• Figure data in JSON:
— Start —
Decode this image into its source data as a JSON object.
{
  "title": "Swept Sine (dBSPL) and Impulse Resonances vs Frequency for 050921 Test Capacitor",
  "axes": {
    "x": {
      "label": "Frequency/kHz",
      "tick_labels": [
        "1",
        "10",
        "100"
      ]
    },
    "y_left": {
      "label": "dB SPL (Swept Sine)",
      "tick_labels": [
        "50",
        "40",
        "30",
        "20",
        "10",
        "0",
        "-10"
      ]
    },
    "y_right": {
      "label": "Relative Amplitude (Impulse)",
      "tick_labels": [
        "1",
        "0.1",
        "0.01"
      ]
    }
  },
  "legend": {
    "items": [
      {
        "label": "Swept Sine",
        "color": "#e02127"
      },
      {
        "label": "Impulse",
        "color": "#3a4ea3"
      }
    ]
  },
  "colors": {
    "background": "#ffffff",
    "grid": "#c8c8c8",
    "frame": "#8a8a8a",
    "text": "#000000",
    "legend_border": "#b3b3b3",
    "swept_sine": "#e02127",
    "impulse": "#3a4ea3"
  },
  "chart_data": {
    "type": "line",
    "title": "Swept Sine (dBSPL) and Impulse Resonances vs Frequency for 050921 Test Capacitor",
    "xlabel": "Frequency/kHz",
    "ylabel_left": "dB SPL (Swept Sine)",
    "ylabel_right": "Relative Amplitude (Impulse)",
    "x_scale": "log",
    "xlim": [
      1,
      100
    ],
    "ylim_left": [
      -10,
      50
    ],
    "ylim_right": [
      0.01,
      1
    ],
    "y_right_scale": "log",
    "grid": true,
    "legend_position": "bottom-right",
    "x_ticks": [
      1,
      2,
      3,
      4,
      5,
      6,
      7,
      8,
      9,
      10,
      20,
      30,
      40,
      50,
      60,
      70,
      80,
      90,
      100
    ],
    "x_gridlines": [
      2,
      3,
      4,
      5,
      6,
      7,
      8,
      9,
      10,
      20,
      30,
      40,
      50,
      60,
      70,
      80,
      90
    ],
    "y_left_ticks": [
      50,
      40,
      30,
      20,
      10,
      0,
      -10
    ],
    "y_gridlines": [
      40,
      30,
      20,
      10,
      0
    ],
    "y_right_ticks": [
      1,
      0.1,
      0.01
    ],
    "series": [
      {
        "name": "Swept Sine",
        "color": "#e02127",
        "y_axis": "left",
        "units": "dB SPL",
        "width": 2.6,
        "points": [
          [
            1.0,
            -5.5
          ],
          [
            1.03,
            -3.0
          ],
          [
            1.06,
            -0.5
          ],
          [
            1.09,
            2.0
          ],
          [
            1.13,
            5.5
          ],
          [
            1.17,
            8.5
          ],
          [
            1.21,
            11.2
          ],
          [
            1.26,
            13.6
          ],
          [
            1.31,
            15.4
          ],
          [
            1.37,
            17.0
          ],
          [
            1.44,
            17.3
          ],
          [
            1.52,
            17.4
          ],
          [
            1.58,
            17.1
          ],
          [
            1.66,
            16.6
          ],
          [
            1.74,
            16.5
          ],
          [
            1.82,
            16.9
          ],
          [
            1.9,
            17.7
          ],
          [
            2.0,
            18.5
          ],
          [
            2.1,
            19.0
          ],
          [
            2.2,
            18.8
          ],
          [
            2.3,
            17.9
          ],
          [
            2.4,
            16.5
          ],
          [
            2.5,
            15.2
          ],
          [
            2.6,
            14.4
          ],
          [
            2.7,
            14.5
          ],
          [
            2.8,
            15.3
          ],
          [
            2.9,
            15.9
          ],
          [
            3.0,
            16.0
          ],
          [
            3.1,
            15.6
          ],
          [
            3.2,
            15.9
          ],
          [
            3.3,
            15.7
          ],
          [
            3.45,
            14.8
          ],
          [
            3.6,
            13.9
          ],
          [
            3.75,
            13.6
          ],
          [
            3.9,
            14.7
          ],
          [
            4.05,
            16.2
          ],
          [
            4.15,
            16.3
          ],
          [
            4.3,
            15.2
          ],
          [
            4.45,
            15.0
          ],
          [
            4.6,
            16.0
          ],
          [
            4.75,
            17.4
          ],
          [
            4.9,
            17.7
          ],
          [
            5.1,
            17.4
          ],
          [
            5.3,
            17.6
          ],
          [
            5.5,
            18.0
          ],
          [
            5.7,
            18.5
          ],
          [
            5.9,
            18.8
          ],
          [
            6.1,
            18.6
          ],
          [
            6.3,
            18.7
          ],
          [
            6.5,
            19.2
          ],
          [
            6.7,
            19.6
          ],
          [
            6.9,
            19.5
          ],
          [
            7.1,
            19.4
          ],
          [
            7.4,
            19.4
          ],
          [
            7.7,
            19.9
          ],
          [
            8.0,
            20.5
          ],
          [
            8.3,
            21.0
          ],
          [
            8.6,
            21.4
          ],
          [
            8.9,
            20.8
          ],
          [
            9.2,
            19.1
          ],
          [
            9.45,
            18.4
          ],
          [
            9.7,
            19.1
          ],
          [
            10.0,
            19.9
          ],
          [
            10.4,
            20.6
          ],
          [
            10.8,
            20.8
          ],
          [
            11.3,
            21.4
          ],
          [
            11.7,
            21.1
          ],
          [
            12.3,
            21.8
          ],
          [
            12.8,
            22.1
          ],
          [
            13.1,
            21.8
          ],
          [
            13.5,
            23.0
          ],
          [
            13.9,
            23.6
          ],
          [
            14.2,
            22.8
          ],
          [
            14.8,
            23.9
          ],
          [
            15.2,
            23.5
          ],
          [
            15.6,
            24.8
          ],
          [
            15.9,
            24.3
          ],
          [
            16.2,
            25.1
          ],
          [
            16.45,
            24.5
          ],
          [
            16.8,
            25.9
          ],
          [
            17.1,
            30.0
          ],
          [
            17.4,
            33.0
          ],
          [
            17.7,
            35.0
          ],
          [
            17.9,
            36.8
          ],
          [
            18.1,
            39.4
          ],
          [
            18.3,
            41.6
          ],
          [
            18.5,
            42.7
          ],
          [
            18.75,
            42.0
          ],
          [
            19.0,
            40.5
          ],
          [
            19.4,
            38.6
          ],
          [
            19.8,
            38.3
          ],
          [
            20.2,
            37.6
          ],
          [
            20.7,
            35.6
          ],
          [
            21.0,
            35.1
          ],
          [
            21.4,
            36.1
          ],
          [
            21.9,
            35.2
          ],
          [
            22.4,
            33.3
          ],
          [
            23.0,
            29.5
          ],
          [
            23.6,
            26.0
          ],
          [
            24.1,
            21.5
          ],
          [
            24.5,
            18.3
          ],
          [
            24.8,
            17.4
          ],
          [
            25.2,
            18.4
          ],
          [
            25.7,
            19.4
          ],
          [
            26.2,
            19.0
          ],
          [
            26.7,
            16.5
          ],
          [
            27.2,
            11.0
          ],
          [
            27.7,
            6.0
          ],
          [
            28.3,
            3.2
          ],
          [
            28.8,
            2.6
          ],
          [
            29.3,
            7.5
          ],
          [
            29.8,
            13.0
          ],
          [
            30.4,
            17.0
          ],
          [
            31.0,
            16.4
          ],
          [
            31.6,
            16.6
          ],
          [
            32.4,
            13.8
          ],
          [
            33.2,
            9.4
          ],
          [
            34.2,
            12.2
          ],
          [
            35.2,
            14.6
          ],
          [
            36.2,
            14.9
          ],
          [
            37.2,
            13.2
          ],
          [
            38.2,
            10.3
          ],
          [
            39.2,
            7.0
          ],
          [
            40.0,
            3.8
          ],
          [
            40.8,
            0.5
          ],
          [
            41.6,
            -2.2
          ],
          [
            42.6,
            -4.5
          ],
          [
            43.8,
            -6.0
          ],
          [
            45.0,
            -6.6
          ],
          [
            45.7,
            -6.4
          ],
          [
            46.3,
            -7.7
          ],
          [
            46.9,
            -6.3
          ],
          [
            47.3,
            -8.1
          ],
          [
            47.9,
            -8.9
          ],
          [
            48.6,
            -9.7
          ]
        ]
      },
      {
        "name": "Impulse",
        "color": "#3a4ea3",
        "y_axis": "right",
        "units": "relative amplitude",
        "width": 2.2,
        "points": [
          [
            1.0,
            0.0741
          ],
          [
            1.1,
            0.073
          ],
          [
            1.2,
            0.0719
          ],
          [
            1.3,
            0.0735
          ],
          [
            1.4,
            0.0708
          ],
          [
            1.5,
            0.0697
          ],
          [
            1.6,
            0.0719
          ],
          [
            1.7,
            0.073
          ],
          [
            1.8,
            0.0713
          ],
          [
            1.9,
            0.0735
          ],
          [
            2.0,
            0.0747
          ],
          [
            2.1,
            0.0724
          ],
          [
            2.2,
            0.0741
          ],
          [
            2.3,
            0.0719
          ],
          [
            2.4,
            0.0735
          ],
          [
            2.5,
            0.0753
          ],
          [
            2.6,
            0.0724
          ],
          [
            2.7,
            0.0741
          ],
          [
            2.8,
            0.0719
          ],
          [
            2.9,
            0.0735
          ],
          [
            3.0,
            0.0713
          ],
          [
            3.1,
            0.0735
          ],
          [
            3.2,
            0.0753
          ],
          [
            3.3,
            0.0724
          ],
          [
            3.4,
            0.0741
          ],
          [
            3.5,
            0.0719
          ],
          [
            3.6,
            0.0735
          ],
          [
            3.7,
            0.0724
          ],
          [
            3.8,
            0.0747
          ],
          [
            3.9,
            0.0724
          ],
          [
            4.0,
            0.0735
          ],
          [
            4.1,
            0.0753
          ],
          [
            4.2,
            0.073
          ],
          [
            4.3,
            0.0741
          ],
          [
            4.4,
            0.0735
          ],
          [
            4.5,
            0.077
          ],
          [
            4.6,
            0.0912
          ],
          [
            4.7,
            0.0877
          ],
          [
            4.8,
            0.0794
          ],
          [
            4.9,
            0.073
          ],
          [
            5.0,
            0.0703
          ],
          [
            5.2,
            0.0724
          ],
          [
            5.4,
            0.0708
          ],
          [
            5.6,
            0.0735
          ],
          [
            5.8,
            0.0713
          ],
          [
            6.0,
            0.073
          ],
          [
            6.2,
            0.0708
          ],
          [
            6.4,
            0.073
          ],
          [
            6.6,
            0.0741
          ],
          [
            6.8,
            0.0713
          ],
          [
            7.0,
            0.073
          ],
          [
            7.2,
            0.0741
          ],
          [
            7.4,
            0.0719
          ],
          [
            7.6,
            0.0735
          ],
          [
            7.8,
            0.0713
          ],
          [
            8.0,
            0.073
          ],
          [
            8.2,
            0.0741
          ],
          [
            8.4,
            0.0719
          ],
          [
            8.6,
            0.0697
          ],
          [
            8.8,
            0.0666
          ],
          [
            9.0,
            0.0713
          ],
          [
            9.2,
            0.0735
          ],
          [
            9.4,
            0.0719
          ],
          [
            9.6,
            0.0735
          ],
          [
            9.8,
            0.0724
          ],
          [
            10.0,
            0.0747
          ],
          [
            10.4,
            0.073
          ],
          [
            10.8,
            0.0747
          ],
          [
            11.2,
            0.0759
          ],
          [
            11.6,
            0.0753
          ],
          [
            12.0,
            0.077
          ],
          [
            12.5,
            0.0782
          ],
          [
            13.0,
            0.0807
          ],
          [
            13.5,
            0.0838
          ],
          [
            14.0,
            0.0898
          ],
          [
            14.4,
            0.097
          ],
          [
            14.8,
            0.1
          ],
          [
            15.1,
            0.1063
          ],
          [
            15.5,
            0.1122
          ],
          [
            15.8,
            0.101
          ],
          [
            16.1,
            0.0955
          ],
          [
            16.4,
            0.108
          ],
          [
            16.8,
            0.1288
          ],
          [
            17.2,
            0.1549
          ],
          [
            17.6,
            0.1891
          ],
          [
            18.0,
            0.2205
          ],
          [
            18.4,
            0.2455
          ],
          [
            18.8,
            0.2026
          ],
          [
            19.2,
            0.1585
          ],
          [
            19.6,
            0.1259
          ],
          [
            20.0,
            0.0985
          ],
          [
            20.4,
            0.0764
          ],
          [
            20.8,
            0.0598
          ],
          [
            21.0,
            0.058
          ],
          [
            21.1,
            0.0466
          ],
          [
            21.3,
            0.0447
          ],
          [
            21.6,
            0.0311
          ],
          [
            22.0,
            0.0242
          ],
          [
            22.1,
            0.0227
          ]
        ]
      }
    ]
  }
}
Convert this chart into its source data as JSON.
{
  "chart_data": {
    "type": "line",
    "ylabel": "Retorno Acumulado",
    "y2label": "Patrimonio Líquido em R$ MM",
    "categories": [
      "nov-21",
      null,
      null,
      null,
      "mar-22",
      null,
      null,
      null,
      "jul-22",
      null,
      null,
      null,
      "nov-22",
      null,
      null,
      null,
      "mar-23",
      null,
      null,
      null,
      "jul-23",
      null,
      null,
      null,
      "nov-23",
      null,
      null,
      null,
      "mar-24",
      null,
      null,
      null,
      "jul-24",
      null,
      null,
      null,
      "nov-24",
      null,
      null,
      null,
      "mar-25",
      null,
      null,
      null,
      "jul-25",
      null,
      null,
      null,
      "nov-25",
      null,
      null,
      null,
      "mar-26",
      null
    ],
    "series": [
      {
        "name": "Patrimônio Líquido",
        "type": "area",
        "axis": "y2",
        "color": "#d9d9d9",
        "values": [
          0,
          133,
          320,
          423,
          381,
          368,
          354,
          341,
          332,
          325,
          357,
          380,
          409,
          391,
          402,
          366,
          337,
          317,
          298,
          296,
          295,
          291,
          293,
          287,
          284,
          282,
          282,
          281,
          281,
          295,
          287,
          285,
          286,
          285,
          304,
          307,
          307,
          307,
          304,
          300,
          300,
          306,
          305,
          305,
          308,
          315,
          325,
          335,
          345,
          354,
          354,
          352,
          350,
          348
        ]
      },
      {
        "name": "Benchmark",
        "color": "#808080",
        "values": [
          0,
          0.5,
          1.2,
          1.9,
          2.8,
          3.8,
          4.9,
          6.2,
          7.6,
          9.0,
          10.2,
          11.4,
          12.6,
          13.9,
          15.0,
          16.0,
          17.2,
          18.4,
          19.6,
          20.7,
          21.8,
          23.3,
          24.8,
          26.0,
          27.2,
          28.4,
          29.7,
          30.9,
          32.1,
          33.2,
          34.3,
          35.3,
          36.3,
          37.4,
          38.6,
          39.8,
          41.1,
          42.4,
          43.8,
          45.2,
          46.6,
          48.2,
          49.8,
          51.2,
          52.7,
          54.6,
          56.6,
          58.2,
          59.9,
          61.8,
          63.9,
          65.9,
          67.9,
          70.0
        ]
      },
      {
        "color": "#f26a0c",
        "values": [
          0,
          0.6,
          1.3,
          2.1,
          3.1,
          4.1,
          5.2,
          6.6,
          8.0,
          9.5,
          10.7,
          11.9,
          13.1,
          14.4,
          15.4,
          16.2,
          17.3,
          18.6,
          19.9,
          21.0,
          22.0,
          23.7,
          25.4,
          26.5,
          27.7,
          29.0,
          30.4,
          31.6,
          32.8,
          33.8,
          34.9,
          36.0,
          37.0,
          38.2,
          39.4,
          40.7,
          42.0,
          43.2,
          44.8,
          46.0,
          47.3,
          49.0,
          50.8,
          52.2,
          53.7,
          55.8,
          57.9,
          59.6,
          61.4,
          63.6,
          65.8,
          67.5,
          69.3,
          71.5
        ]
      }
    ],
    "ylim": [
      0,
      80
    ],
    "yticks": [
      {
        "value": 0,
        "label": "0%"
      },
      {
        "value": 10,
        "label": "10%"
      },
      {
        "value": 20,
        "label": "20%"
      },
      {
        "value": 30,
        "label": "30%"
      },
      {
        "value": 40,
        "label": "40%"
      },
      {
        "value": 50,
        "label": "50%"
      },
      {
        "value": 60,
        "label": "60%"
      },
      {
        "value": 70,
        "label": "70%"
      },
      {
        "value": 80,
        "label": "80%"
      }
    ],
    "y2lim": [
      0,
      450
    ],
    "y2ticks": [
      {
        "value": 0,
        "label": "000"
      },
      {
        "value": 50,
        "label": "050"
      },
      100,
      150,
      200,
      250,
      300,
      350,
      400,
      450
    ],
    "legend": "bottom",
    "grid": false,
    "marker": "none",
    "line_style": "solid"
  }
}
— End —
• GOAL:
Pull out all lines containing "bottom".

• OUTPUT FOR THIS TASK:
    "legend_position": "bottom-right",
    "legend": "bottom",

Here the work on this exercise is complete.